Task requirements:
Extract all lines that hold the string "label".

Data entries:
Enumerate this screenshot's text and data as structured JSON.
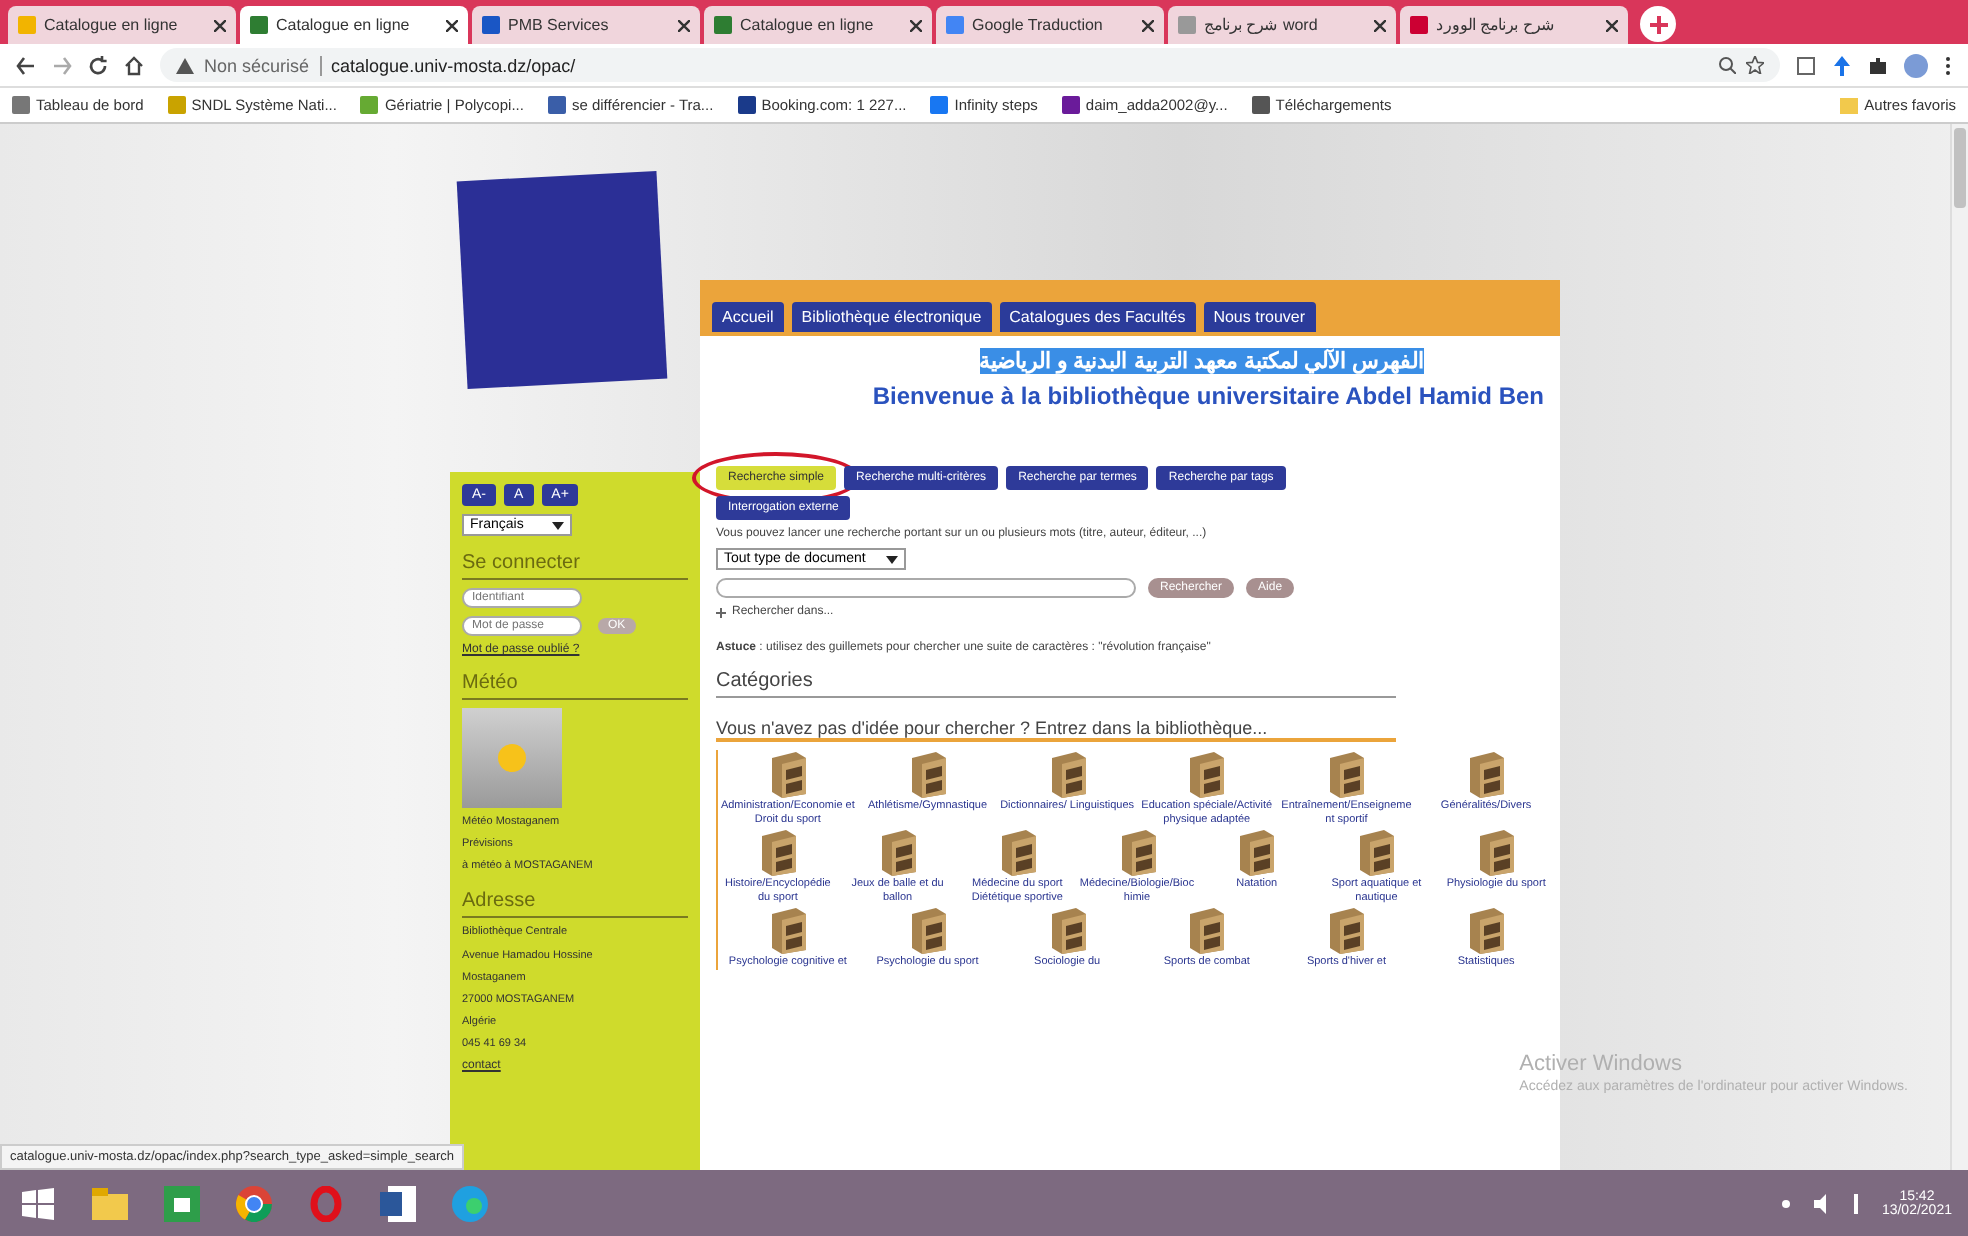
{
  "browser_tabs": [
    {
      "title": "Catalogue en ligne",
      "selected": false
    },
    {
      "title": "Catalogue en ligne",
      "selected": true
    },
    {
      "title": "PMB Services",
      "selected": false
    },
    {
      "title": "Catalogue en ligne",
      "selected": false
    },
    {
      "title": "Google Traduction",
      "selected": false
    },
    {
      "title": "شرح برنامج word",
      "selected": false
    },
    {
      "title": "شرح برنامج الوورد",
      "selected": false
    }
  ],
  "address_bar": {
    "security": "Non sécurisé",
    "url": "catalogue.univ-mosta.dz/opac/"
  },
  "bookmarks": [
    "Tableau de bord",
    "SNDL Système Nati...",
    "Gériatrie | Polycopi...",
    "se différencier - Tra...",
    "Booking.com: 1 227...",
    "Infinity steps",
    "daim_adda2002@y...",
    "Téléchargements"
  ],
  "other_bookmarks": "Autres favoris",
  "site": {
    "nav": [
      "Accueil",
      "Bibliothèque électronique",
      "Catalogues des Facultés",
      "Nous trouver"
    ],
    "arabic_title": "الفهرس الآلي لمكتبة معهد التربية البدنية و الرياضية",
    "welcome": "Bienvenue à la bibliothèque universitaire Abdel Hamid Ben",
    "font_buttons": [
      "A-",
      "A",
      "A+"
    ],
    "language": "Français",
    "login": {
      "heading": "Se connecter",
      "user_placeholder": "Identifiant",
      "password_placeholder": "Mot de passe",
      "submit": "OK",
      "forgot": "Mot de passe oublié ?"
    },
    "weather": {
      "heading": "Météo",
      "lines": [
        "Météo Mostaganem",
        "Prévisions",
        "à météo à MOSTAGANEM"
      ]
    },
    "address": {
      "heading": "Adresse",
      "lines": [
        "Bibliothèque Centrale",
        "Avenue Hamadou Hossine",
        "Mostaganem",
        "27000 MOSTAGANEM",
        "Algérie",
        "045 41 69 34"
      ],
      "link": "contact"
    },
    "search_tabs": [
      {
        "label": "Recherche simple",
        "selected": true,
        "circled": true
      },
      {
        "label": "Recherche multi-critères",
        "selected": false,
        "circled": false
      },
      {
        "label": "Recherche par termes",
        "selected": false,
        "circled": false
      },
      {
        "label": "Recherche par tags",
        "selected": false,
        "circled": false
      },
      {
        "label": "Interrogation externe",
        "selected": false,
        "circled": false
      }
    ],
    "hint": "Vous pouvez lancer une recherche portant sur un ou plusieurs mots (titre, auteur, éditeur, ...)",
    "doc_type": "Tout type de document",
    "search_button": "Rechercher",
    "help_button": "Aide",
    "search_in": "Rechercher dans...",
    "tip": "**Astuce** : utilisez des guillemets pour chercher une suite de caractères : \"révolution française\"",
    "categories_heading": "Catégories",
    "browse_prompt": "Vous n'avez pas d'idée pour chercher ? Entrez dans la bibliothèque...",
    "categories": [
      [
        "Administration/Economie et Droit du sport",
        "Athlétisme/Gymnastique",
        "Dictionnaires/ Linguistiques",
        "Education spéciale/Activité physique adaptée",
        "Entraînement/Enseignement sportif",
        "Généralités/Divers"
      ],
      [
        "Histoire/Encyclopédie du sport",
        "Jeux de balle et du ballon",
        "Médecine du sport Diététique sportive",
        "Médecine/Biologie/Biochimie",
        "Natation",
        "Sport aquatique et nautique",
        "Physiologie du sport"
      ],
      [
        "Psychologie cognitive et",
        "Psychologie du sport",
        "Sociologie du",
        "Sports de combat",
        "Sports d'hiver et",
        "Statistiques"
      ]
    ]
  },
  "status_url": "catalogue.univ-mosta.dz/opac/index.php?search_type_asked=simple_search",
  "activation_notice": {
    "title": "Activer Windows",
    "text": "Accédez aux paramètres de l'ordinateur pour activer Windows."
  },
  "taskbar": {
    "time": "15:42",
    "date": "13/02/2021"
  }
}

Written answer:
        "label": "Recherche simple",
        "label": "Recherche multi-critères",
        "label": "Recherche par termes",
        "label": "Recherche par tags",
        "label": "Interrogation externe",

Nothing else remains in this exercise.